* Begin ROWS *

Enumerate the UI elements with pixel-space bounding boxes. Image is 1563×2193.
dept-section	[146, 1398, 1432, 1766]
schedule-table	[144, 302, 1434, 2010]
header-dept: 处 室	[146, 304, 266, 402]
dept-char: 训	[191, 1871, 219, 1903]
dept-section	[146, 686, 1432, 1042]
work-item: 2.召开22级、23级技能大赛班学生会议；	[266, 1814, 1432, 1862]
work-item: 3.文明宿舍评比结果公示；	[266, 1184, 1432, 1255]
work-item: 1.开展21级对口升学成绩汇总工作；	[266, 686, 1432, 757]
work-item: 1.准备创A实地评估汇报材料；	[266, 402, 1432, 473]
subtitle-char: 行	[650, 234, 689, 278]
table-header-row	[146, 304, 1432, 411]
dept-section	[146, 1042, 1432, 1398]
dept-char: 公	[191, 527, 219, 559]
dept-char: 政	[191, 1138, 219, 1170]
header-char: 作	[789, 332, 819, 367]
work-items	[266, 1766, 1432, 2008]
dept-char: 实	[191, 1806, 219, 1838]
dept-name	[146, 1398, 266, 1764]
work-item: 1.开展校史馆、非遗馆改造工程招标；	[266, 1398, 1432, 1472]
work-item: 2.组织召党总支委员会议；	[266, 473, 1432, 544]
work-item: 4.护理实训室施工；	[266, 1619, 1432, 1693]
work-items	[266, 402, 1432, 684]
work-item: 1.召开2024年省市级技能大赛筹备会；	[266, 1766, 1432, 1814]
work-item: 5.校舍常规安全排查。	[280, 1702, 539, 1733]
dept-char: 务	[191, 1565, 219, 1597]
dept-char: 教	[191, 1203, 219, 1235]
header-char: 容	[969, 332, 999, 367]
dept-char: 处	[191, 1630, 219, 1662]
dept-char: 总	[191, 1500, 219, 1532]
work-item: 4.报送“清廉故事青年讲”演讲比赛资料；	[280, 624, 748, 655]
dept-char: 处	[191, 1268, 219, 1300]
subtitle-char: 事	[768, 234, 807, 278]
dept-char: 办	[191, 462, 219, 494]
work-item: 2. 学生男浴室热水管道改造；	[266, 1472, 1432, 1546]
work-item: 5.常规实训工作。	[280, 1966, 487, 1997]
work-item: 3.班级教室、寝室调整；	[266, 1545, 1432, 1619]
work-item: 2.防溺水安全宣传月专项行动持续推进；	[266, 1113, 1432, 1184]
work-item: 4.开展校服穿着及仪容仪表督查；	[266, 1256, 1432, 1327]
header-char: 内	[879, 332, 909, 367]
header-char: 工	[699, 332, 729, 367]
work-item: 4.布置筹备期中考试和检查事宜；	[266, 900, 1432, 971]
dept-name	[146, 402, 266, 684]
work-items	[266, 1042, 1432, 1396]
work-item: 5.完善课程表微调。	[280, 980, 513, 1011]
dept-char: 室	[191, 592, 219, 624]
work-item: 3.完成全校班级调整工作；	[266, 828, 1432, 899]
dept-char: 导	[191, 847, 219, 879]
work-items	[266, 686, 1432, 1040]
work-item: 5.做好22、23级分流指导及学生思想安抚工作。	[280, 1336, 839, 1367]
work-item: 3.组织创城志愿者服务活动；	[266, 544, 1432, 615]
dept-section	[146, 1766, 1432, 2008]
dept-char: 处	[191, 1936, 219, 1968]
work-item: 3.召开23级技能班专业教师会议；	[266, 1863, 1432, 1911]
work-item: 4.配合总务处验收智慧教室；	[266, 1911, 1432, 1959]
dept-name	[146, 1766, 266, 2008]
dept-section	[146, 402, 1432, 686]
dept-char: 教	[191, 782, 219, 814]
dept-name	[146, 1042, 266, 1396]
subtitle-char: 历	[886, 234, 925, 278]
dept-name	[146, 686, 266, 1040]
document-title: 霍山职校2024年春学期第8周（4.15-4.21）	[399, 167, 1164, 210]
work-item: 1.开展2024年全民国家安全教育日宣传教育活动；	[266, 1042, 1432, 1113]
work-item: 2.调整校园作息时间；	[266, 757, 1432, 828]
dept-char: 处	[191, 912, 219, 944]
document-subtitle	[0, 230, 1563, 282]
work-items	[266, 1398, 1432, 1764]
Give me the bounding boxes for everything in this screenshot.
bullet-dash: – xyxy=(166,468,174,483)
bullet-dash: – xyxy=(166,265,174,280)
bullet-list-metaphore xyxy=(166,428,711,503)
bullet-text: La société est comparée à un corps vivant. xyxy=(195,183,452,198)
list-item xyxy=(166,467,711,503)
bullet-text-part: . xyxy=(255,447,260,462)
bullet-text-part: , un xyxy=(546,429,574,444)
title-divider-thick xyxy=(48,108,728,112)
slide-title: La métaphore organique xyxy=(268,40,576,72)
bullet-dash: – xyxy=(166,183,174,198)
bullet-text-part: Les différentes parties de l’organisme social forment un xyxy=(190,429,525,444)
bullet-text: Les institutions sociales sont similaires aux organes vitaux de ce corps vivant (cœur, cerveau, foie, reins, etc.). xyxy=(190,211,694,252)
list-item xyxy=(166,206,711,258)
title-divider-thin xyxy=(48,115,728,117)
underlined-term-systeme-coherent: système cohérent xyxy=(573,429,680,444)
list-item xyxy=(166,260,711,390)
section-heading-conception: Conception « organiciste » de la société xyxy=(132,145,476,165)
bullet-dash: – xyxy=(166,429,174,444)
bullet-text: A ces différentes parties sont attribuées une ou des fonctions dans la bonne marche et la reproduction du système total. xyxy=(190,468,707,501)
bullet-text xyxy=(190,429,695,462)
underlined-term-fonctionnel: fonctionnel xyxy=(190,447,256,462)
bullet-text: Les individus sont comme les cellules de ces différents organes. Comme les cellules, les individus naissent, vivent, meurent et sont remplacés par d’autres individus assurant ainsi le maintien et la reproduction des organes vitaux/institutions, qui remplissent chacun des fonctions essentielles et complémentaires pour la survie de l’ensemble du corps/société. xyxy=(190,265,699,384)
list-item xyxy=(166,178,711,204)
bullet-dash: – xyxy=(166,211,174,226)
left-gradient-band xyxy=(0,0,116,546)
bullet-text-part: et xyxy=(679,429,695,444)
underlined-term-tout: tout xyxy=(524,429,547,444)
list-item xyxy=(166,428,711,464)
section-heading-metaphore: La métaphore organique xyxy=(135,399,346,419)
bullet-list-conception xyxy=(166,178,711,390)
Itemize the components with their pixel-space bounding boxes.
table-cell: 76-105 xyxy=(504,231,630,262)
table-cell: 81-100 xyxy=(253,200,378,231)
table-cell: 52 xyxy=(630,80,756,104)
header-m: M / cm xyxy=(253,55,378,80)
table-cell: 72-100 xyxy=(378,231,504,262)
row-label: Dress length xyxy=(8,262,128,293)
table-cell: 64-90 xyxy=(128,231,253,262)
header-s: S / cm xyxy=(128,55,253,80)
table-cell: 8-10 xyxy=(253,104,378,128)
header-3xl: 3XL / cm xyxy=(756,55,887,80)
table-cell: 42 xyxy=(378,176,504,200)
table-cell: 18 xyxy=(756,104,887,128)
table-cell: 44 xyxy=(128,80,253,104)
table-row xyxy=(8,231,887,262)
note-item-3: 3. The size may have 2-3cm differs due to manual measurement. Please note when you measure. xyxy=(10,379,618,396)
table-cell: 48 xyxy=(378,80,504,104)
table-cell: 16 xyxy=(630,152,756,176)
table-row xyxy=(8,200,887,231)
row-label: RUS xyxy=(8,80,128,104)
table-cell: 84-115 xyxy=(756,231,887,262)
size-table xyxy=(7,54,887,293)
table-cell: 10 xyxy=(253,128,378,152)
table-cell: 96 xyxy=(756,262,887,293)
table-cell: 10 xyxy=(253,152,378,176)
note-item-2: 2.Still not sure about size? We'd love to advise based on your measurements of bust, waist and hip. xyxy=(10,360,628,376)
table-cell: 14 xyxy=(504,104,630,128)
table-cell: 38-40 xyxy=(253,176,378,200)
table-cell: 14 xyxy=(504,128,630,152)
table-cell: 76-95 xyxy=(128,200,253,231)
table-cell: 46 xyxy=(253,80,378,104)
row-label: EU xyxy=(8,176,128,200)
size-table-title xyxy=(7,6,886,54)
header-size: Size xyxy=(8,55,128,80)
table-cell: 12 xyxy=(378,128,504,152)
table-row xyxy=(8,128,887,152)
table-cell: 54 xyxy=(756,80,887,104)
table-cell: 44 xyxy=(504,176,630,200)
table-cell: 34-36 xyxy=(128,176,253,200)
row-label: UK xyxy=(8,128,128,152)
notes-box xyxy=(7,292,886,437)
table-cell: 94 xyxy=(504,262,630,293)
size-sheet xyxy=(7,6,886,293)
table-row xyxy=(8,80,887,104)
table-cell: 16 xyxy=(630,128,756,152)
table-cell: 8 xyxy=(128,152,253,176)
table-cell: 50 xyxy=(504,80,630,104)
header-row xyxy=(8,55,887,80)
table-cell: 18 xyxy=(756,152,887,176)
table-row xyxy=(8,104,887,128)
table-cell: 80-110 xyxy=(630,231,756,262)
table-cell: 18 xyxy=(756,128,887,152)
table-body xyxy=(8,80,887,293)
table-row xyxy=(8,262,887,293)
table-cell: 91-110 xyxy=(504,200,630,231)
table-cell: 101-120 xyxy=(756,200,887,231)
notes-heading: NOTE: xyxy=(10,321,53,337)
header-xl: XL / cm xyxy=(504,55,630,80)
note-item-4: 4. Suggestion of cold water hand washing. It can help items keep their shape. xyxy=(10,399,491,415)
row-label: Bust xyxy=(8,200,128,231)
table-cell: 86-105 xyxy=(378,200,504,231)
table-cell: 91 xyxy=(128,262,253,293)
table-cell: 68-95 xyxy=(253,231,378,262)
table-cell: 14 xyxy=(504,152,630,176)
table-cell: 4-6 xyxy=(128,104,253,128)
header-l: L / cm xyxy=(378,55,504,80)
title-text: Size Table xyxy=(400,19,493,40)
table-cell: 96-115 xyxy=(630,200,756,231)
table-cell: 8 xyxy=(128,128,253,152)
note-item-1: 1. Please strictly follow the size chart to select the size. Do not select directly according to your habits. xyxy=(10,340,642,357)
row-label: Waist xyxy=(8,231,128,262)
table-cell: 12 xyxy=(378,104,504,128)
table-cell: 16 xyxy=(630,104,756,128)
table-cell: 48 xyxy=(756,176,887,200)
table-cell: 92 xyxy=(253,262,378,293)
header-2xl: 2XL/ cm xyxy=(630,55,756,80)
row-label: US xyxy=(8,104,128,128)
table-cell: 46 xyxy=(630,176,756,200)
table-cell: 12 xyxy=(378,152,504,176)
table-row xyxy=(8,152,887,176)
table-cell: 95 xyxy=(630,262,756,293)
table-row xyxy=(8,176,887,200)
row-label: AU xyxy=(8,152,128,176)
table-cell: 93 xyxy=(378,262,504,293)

* End ROWS *

Copy the listing from its first line through the line containing "527, 219, 559]", switching "dept-section" to "dept-block" and keeping everything else the same.

Enumerate the UI elements with pixel-space bounding boxes. Image is 1563×2193.
dept-block	[146, 1398, 1432, 1766]
schedule-table	[144, 302, 1434, 2010]
header-dept: 处 室	[146, 304, 266, 402]
dept-char: 训	[191, 1871, 219, 1903]
dept-block	[146, 686, 1432, 1042]
work-item: 2.召开22级、23级技能大赛班学生会议；	[266, 1814, 1432, 1862]
work-item: 3.文明宿舍评比结果公示；	[266, 1184, 1432, 1255]
work-item: 1.开展21级对口升学成绩汇总工作；	[266, 686, 1432, 757]
work-item: 1.准备创A实地评估汇报材料；	[266, 402, 1432, 473]
subtitle-char: 行	[650, 234, 689, 278]
table-header-row	[146, 304, 1432, 411]
dept-block	[146, 1042, 1432, 1398]
dept-char: 公	[191, 527, 219, 559]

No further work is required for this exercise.